▶ _TASK PROMPT_: In the family-history piece, write out the part between "Insurance agents made" and "needing a funeral.", inclusive, and switch "funeral" to "burial".

## BEGIN SUPPLIED PASSAGE

Insurance agents made a good living, because almost everyone had life insurance. There was a dreadful stigma in being ‘buried by the parish.’ The poorest of families paid their funeral policies. Life insurance started as soon as a new baby was born, when parents would take out something called a ‘penny policy’. Agents made it their business to know about local newborns and would do their utmost to get the business ahead of other agents. An infant did well back then to survive to the age of two. There was a good chance a newborn would be needing a funeral.

I have wondered whether my ancestors, including the insurance agent, maltster, silk weaver, and the clergyman without the care of souls, enjoyed their work. Today I hear younger people telling me that they are waiting to find their passion. I suspect the words ‘passion’ and ‘meaningful work’ were not bandied around much in the 1800s.

We live in such fortunate times. One of my grandmothers used to say, ‘you don’t know you’re born.’ I have searched her family tree – and she was right.

2 thoughts on “Have You Got Yourself an Occupation?”

  1. This gives such perspective.
    Interesting that a clergyman principal didn’t see his students as ‘souls to be cared for’? Maybe that duty was confined to the clergyman delivering the sermon.
    I am also amazed how poor families would put money aside for someone’s funeral rather than spend it on something they needed while alive!

## END SUPPLIED PASSAGE
## BEGIN RECORD EXCERPTS

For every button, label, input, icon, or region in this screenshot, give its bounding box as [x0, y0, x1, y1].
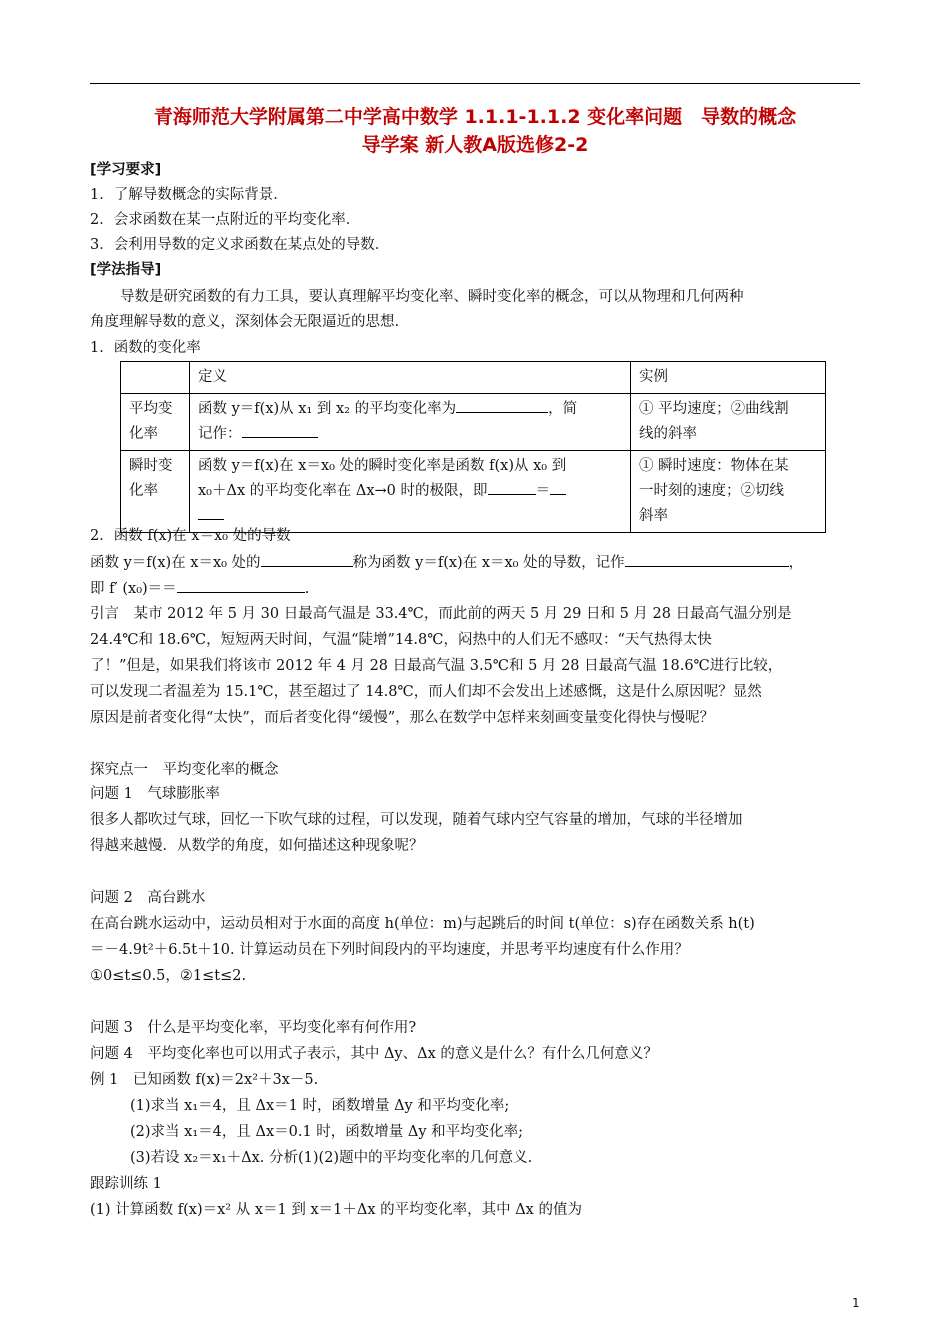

## END RECORD EXCERPTS
## BEGIN RECORD EXCERPTS

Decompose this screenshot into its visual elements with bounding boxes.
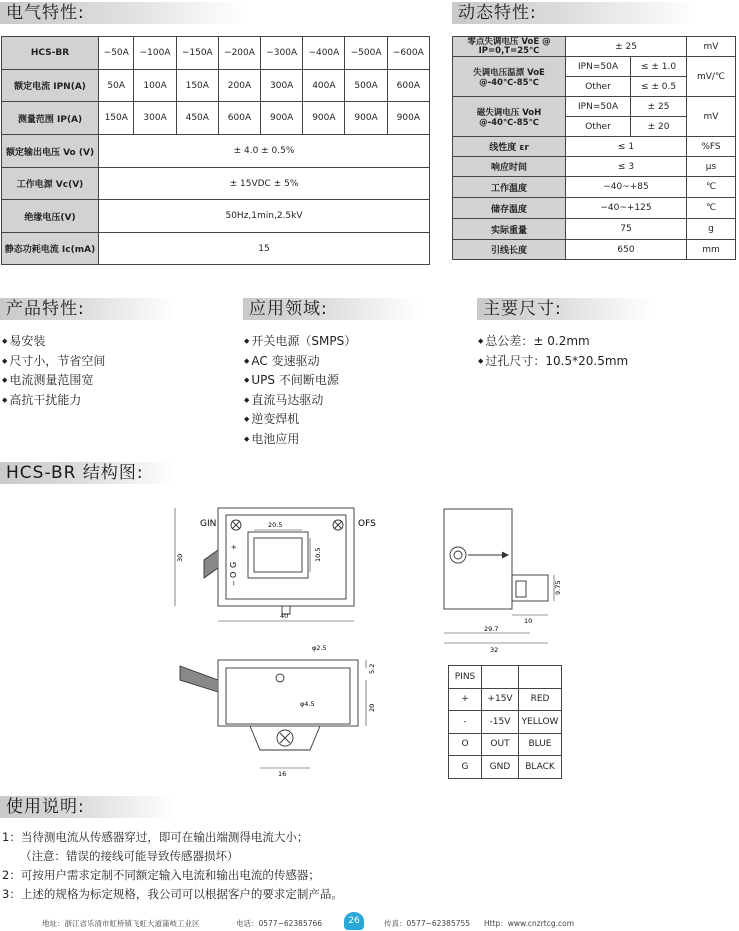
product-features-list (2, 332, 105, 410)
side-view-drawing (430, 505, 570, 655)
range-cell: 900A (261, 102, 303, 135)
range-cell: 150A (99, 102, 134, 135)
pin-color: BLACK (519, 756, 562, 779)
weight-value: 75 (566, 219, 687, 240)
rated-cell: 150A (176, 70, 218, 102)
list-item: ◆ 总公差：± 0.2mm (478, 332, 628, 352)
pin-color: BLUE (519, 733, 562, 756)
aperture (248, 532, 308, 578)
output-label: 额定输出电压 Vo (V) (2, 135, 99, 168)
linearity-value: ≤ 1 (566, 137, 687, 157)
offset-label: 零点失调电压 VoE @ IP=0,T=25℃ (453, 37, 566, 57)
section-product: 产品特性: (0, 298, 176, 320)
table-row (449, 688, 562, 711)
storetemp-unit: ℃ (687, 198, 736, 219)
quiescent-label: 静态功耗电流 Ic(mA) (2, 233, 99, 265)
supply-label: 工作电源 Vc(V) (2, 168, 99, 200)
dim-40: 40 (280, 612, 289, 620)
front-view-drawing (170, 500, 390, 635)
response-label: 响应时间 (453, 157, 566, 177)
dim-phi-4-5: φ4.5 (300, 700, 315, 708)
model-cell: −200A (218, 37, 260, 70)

## END RECORD EXCERPTS

▶ _TASK OUTPUT_:
Insurance agents made a good living, because almost everyone had life insurance. There was a dreadful stigma in being ‘buried by the parish.’ The poorest of families paid their burial policies. Life insurance started as soon as a new baby was born, when parents would take out something called a ‘penny policy’. Agents made it their business to know about local newborns and would do their utmost to get the business ahead of other agents. An infant did well back then to survive to the age of two. There was a good chance a newborn would be needing a burial.